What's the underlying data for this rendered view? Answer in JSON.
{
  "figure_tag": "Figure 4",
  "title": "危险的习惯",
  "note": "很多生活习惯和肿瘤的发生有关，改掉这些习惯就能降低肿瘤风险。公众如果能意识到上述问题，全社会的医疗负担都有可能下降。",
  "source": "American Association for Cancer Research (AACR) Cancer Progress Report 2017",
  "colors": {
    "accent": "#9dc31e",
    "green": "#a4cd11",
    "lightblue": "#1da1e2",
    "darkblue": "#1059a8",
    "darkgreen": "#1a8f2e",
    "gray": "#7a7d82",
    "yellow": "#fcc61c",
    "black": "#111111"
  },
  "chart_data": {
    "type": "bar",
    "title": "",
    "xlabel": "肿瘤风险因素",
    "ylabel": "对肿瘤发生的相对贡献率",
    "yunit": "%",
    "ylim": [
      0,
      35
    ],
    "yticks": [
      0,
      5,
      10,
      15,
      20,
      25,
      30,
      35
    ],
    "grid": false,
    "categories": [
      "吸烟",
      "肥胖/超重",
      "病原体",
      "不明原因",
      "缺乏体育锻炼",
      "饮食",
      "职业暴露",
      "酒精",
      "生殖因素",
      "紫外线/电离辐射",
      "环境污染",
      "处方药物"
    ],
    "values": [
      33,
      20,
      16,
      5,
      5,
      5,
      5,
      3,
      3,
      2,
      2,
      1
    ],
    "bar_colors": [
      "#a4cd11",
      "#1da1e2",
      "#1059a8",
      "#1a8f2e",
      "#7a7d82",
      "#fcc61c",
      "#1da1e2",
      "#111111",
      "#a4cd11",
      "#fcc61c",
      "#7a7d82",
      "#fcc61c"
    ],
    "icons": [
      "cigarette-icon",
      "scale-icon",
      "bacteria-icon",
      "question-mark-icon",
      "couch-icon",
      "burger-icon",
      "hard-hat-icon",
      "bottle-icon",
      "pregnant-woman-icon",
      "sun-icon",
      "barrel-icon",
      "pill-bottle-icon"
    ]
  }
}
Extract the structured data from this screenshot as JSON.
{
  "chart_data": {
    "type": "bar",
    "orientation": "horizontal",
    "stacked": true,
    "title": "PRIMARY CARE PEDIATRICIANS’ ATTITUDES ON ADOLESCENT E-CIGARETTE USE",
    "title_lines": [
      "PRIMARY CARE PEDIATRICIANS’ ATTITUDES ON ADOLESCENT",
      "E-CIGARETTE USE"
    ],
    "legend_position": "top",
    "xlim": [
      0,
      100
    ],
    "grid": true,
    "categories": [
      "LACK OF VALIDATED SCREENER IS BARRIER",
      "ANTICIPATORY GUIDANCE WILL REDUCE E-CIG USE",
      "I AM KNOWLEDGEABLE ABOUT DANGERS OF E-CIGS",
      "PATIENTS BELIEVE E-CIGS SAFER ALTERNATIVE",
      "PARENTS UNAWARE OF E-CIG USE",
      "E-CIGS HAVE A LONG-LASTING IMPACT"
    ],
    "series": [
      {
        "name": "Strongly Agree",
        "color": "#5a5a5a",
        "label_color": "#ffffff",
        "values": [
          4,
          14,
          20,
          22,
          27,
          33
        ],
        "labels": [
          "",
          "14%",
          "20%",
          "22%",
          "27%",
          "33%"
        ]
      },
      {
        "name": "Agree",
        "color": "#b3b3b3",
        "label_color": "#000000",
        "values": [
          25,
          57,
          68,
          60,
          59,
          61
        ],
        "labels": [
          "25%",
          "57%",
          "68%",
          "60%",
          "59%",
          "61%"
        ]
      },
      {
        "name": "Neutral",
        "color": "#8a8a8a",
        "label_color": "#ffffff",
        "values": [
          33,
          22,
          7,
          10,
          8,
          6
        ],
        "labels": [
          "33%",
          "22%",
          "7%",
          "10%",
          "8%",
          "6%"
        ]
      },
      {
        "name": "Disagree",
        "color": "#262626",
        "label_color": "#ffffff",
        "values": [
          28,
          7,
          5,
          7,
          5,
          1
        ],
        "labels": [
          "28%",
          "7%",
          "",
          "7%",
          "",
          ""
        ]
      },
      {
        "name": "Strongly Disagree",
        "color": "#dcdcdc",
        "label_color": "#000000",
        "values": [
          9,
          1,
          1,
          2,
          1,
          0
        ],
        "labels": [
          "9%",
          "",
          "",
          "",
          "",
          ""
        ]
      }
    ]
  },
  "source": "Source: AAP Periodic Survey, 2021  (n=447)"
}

________________

Take each line of the material that contains the word "this" and list it.

RESULT
What's the underlying data for this rendered view? Answer in JSON.
Extract the structured data from this screenshot as JSON.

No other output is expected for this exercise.